Records contained in a dataset
** start **

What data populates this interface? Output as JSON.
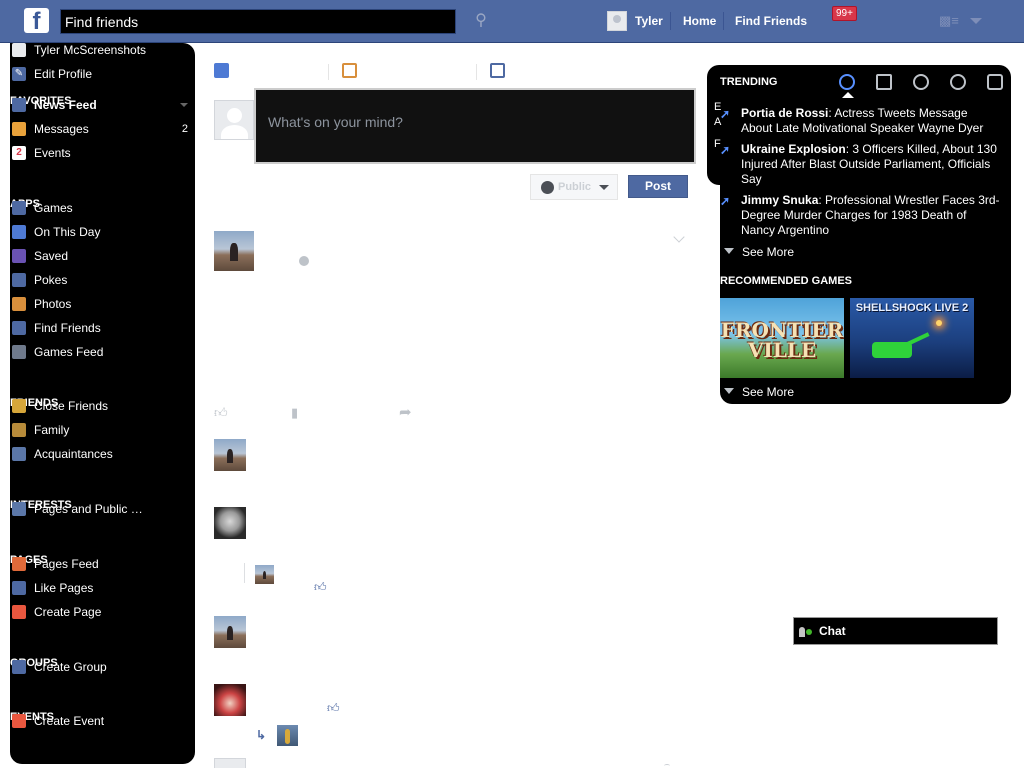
{
  "topbar": {
    "logo": "f",
    "search_value": "Find friends",
    "user_name": "Tyler",
    "home_link": "Home",
    "find_friends_link": "Find Friends",
    "notifications_badge": "99+"
  },
  "sidebar": {
    "profile_name": "Tyler McScreenshots",
    "edit_profile": "Edit Profile",
    "favorites_header": "FAVORITES",
    "favorites": [
      {
        "label": "News Feed",
        "icon": "news-feed-icon",
        "color": "#4e69a2"
      },
      {
        "label": "Messages",
        "count": "2",
        "icon": "messages-icon",
        "color": "#e9a23b"
      },
      {
        "label": "Events",
        "icon": "events-icon",
        "color": "#ffffff",
        "glyph": "2"
      }
    ],
    "apps_header": "APPS",
    "apps": [
      {
        "label": "Games",
        "icon": "games-icon",
        "color": "#4e69a2"
      },
      {
        "label": "On This Day",
        "icon": "on-this-day-icon",
        "color": "#4e7ad4"
      },
      {
        "label": "Saved",
        "icon": "saved-icon",
        "color": "#6a52b3"
      },
      {
        "label": "Pokes",
        "icon": "pokes-icon",
        "color": "#4e69a2"
      },
      {
        "label": "Photos",
        "icon": "photos-icon",
        "color": "#d88f3c"
      },
      {
        "label": "Find Friends",
        "icon": "find-friends-icon",
        "color": "#4e69a2"
      },
      {
        "label": "Games Feed",
        "icon": "games-feed-icon",
        "color": "#6f7a8c"
      }
    ],
    "friends_header": "FRIENDS",
    "friends": [
      {
        "label": "Close Friends",
        "icon": "close-friends-icon",
        "color": "#d6a63a"
      },
      {
        "label": "Family",
        "icon": "family-icon",
        "color": "#b78b3a"
      },
      {
        "label": "Acquaintances",
        "icon": "acquaintances-icon",
        "color": "#5b77a8"
      }
    ],
    "interests_header": "INTERESTS",
    "interests": [
      {
        "label": "Pages and Public …",
        "icon": "pages-public-icon",
        "color": "#5b77a8"
      }
    ],
    "pages_header": "PAGES",
    "pages": [
      {
        "label": "Pages Feed",
        "icon": "pages-feed-icon",
        "color": "#e06a3a"
      },
      {
        "label": "Like Pages",
        "icon": "like-pages-icon",
        "color": "#4e69a2"
      },
      {
        "label": "Create Page",
        "icon": "create-page-icon",
        "color": "#e9573f"
      }
    ],
    "groups_header": "GROUPS",
    "groups": [
      {
        "label": "Create Group",
        "icon": "create-group-icon",
        "color": "#4e69a2"
      }
    ],
    "events_header": "EVENTS",
    "events": [
      {
        "label": "Create Event",
        "icon": "create-event-icon",
        "color": "#e9573f"
      }
    ]
  },
  "composer": {
    "placeholder": "What's on your mind?",
    "privacy_label": "Public",
    "post_button": "Post"
  },
  "trending": {
    "title": "TRENDING",
    "edge_letters": [
      "E",
      "A",
      "F"
    ],
    "items": [
      {
        "topic": "Portia de Rossi",
        "text": ": Actress Tweets Message About Late Motivational Speaker Wayne Dyer"
      },
      {
        "topic": "Ukraine Explosion",
        "text": ": 3 Officers Killed, About 130 Injured After Blast Outside Parliament, Officials Say"
      },
      {
        "topic": "Jimmy Snuka",
        "text": ": Professional Wrestler Faces 3rd-Degree Murder Charges for 1983 Death of Nancy Argentino"
      }
    ],
    "see_more": "See More"
  },
  "recommended_games": {
    "title": "RECOMMENDED GAMES",
    "games": [
      {
        "name": "FRONTIER VILLE",
        "line1": "FRONTIER",
        "line2": "VILLE"
      },
      {
        "name": "SHELLSHOCK LIVE 2"
      }
    ],
    "see_more": "See More"
  },
  "chat": {
    "label": "Chat"
  },
  "colors": {
    "topbar": "#4e69a2",
    "post_button": "#4e69a2",
    "badge": "#d8374a",
    "trend_arrow": "#5890ff"
  }
}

** end **

WHAT YOU WILL DO. Give the number of lines in the records that contain the string "Tyler", with no other output.

TASK ANSWER. 2